Look through the entries below and report how many lines hold the string "have". Only the number is wanted.

________

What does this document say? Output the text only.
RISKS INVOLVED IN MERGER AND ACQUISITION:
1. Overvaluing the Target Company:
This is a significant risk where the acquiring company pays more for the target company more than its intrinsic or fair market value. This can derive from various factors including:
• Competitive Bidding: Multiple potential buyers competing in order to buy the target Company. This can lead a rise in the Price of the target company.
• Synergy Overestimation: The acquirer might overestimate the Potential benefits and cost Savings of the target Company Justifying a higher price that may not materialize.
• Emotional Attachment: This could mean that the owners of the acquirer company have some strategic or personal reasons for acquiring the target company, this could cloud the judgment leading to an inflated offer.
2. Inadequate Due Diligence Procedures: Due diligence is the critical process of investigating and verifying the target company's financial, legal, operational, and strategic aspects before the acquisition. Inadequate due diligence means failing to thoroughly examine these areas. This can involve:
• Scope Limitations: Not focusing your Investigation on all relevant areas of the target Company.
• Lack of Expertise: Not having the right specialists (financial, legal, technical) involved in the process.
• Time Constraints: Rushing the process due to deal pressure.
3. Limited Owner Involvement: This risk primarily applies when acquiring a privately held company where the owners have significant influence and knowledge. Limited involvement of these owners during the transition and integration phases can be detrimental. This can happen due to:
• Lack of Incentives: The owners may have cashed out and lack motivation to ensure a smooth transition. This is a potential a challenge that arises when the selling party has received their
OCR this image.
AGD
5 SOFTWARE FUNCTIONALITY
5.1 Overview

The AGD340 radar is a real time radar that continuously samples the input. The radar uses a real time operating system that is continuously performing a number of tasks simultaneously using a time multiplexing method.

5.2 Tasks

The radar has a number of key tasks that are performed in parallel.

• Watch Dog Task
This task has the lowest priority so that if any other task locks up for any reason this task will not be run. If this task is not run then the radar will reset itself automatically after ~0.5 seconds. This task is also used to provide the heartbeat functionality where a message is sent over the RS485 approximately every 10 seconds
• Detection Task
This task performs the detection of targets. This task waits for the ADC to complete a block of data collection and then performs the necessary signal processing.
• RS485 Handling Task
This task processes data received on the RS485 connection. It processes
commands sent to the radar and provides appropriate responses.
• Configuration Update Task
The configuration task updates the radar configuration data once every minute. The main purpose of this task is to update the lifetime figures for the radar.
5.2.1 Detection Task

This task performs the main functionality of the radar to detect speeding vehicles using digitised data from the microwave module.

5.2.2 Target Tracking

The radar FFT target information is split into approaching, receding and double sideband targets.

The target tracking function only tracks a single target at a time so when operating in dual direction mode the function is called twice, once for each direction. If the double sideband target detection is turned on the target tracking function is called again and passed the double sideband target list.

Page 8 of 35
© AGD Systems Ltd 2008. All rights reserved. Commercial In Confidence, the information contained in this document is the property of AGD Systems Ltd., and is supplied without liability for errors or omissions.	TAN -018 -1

________

▸ **Task result**
3